═══ Dataset entries ═══
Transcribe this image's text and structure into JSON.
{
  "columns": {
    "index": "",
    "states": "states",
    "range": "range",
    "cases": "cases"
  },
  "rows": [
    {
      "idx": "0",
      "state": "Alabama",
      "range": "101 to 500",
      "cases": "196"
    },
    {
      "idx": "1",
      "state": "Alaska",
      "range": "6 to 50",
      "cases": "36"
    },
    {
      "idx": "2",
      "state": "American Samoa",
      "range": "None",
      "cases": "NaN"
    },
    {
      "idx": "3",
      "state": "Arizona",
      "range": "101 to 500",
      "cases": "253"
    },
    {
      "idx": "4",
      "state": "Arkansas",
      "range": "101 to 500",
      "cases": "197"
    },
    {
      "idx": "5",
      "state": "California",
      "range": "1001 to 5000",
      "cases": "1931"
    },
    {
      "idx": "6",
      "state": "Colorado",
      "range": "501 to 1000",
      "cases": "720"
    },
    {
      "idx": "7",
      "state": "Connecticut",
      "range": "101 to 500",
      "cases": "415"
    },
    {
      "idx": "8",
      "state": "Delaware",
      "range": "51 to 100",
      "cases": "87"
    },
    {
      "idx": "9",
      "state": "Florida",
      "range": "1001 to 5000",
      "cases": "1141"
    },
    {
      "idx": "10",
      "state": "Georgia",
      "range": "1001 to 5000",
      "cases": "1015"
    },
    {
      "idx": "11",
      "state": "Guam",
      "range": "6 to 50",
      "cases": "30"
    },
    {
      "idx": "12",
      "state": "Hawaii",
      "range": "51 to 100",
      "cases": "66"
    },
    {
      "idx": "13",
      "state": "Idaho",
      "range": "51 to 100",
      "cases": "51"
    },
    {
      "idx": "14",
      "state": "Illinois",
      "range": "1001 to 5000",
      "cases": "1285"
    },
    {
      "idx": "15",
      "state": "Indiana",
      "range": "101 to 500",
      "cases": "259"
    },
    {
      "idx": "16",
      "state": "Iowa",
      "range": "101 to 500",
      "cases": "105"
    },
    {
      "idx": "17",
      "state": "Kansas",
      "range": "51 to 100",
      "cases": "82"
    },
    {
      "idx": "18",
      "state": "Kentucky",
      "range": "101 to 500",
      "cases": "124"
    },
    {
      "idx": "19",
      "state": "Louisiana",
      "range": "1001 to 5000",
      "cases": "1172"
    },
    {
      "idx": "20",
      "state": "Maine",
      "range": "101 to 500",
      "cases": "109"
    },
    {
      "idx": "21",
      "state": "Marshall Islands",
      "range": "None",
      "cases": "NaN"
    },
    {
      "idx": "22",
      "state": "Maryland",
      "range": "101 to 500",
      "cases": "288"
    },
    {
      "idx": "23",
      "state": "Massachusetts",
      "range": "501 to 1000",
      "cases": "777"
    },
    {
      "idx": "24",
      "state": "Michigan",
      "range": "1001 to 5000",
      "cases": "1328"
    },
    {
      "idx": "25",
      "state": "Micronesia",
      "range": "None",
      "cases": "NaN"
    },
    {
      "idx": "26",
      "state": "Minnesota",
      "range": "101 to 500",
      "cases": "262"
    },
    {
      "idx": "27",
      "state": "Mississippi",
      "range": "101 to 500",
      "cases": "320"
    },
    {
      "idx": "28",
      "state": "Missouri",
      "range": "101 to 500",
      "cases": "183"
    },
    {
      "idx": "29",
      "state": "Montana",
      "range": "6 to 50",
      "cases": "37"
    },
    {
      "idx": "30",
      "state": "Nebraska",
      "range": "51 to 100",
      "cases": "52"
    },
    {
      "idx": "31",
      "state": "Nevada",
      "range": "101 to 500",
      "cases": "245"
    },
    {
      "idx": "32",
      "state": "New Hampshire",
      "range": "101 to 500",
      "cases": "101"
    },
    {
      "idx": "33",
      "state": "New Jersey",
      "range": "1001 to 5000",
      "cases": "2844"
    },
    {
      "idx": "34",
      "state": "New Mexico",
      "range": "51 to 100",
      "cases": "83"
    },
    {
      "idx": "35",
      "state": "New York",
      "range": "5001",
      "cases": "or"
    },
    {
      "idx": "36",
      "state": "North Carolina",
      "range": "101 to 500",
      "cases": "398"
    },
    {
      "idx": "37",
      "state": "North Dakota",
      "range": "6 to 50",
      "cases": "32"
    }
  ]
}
═══
## Goal
Collect each line above holding the string "North".

## Exercise response
      "state": "North Carolina",
      "state": "North Dakota",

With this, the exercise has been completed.